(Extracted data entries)
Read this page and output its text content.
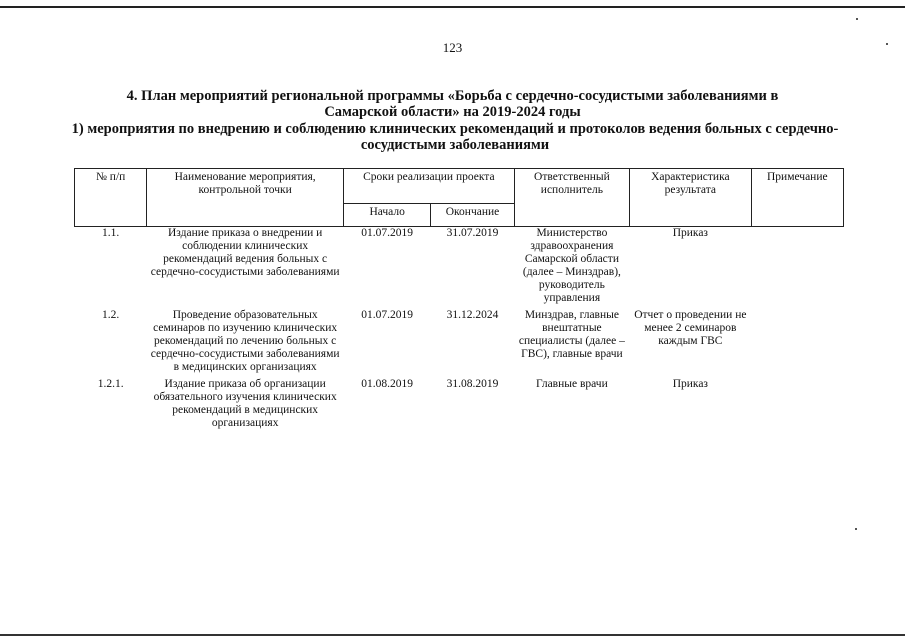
123
4. План мероприятий региональной программы «Борьба с сердечно-сосудистыми заболеваниями в Самарской области» на 2019-2024 годы
1) мероприятия по внедрению и соблюдению клинических рекомендаций и протоколов ведения больных с сердечно-сосудистыми заболеваниями
№ п/п	Наименование мероприятия, контрольной точки	Сроки реализации проекта		Ответственный исполнитель	Характеристика результата	Примечание
		Начало	Окончание			
1.1.	Издание приказа о внедрении и соблюдении клинических рекомендаций ведения больных с сердечно-сосудистыми заболеваниями	01.07.2019	31.07.2019	Министерство здравоохранения Самарской области (далее – Минздрав), руководитель управления	Приказ	
1.2.	Проведение образовательных семинаров по изучению клинических рекомендаций по лечению больных с сердечно-сосудистыми заболеваниями в медицинских организациях	01.07.2019	31.12.2024	Минздрав, главные внештатные специалисты (далее – ГВС), главные врачи	Отчет о проведении не менее 2 семинаров каждым ГВС	
1.2.1.	Издание приказа об организации обязательного изучения клинических рекомендаций в медицинских организациях	01.08.2019	31.08.2019	Главные врачи	Приказ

#### GIVEN EXERCISE:
Reproduce each line exactly, please, except for any pictures.

#### WRITTEN REPLY:
Read this page and output its text content.
123
4. План мероприятий региональной программы «Борьба с сердечно-сосудистыми заболеваниями в Самарской области» на 2019-2024 годы
1) мероприятия по внедрению и соблюдению клинических рекомендаций и протоколов ведения больных с сердечно-сосудистыми заболеваниями
№ п/п	Наименование мероприятия, контрольной точки	Сроки реализации проекта		Ответственный исполнитель	Характеристика результата	Примечание
		Начало	Окончание			
1.1.	Издание приказа о внедрении и соблюдении клинических рекомендаций ведения больных с сердечно-сосудистыми заболеваниями	01.07.2019	31.07.2019	Министерство здравоохранения Самарской области (далее – Минздрав), руководитель управления	Приказ	
1.2.	Проведение образовательных семинаров по изучению клинических рекомендаций по лечению больных с сердечно-сосудистыми заболеваниями в медицинских организациях	01.07.2019	31.12.2024	Минздрав, главные внештатные специалисты (далее – ГВС), главные врачи	Отчет о проведении не менее 2 семинаров каждым ГВС	
1.2.1.	Издание приказа об организации обязательного изучения клинических рекомендаций в медицинских организациях	01.08.2019	31.08.2019	Главные врачи	Приказ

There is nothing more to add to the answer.